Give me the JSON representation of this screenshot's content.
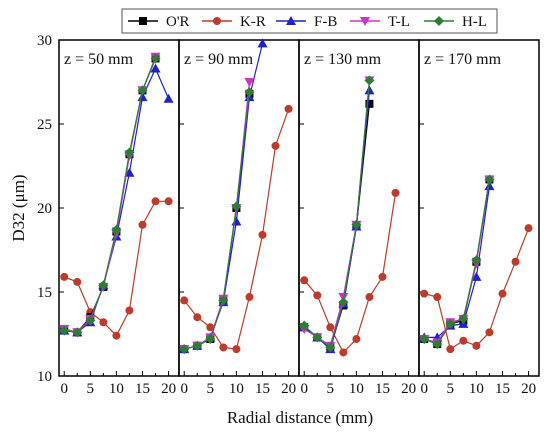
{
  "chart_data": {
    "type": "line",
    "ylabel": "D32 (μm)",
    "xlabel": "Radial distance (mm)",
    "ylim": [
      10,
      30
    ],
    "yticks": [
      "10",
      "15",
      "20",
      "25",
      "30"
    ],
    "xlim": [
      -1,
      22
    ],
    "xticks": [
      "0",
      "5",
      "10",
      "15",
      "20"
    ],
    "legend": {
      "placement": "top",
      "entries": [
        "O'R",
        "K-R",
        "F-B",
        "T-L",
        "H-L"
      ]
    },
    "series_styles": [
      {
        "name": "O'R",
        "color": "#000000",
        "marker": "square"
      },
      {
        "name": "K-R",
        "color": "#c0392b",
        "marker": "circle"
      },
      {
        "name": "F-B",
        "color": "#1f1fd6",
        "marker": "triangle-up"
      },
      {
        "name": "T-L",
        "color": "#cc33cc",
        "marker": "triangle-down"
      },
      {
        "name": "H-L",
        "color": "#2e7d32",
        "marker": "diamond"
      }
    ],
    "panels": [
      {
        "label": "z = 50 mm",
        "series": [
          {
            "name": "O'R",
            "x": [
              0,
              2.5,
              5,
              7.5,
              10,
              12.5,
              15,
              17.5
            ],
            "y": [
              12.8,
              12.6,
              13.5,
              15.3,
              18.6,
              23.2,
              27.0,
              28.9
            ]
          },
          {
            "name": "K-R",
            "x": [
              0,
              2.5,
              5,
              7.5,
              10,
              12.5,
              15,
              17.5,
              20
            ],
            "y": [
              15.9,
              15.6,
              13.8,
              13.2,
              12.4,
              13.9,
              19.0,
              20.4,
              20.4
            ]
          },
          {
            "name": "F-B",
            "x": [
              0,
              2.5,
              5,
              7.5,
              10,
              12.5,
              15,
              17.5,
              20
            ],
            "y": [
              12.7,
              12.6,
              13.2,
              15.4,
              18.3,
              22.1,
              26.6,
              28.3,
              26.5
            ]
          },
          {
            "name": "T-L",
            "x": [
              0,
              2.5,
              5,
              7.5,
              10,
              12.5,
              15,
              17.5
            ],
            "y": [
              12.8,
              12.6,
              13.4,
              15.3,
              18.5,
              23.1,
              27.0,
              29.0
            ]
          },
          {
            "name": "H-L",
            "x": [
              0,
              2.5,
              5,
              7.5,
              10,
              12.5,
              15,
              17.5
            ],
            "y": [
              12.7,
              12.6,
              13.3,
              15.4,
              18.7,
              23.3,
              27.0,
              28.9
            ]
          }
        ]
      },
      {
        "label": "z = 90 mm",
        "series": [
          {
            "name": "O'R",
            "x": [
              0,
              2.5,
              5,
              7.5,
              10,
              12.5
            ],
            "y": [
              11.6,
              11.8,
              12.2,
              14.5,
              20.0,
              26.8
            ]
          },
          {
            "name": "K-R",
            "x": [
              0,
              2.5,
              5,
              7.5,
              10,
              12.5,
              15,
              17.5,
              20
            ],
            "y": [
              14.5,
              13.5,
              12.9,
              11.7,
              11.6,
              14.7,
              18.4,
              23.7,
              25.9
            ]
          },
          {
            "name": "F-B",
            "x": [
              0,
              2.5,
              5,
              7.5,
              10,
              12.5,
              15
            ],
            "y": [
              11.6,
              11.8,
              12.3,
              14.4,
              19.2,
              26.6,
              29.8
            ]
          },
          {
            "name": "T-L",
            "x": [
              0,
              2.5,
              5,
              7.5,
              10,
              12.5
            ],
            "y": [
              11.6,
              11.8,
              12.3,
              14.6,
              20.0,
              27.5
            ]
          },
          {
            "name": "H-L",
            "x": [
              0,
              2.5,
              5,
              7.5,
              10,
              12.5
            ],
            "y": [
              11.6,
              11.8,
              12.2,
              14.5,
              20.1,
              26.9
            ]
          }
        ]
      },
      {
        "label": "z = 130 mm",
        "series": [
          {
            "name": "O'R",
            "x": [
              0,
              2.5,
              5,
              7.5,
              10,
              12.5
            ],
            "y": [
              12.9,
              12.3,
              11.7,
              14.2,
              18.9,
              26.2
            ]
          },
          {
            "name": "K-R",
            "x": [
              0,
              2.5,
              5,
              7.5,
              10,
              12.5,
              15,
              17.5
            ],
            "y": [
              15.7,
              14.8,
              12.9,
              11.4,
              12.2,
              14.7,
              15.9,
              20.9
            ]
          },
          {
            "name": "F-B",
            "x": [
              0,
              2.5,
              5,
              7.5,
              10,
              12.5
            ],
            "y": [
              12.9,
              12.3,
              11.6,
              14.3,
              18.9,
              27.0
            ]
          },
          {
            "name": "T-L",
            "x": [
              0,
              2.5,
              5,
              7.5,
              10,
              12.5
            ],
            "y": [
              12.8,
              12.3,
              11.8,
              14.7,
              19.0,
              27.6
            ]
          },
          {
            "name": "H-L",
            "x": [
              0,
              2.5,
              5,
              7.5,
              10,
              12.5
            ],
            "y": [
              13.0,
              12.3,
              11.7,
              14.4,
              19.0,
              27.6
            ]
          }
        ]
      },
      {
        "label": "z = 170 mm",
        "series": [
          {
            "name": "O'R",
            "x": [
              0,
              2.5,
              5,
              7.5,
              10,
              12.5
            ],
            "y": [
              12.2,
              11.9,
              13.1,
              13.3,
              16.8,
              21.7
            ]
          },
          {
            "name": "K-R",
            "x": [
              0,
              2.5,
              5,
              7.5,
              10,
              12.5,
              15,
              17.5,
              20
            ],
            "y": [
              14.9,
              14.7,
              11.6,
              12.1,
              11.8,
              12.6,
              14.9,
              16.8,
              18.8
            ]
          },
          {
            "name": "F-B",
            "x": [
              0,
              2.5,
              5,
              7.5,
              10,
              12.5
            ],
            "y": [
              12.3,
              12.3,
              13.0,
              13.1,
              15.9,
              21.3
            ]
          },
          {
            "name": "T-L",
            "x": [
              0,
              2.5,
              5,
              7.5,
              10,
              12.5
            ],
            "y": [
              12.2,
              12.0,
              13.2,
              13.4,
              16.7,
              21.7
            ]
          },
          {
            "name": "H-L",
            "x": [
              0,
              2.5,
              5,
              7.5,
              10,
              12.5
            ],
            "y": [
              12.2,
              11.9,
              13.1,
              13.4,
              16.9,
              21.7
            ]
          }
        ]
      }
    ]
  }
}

• • • • • • •

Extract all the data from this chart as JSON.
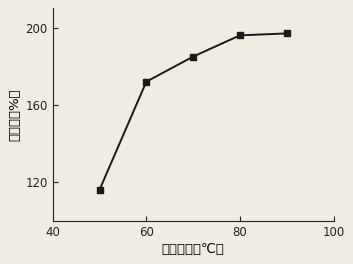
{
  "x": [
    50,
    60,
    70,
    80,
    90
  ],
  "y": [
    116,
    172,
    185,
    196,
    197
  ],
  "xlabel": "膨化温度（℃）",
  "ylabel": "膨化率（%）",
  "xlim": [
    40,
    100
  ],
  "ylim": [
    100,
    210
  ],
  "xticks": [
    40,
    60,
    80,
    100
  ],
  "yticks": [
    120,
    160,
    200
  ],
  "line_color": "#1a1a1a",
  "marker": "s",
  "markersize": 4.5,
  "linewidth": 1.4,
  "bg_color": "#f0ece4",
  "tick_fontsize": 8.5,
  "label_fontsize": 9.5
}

• • • • • • •

◆ Problem requirements: Gather all lines from the records above in which "this" appears.

◆ Solved problem:
Give me the JSON representation of this screenshot's content.
Extract all the data from this chart as JSON.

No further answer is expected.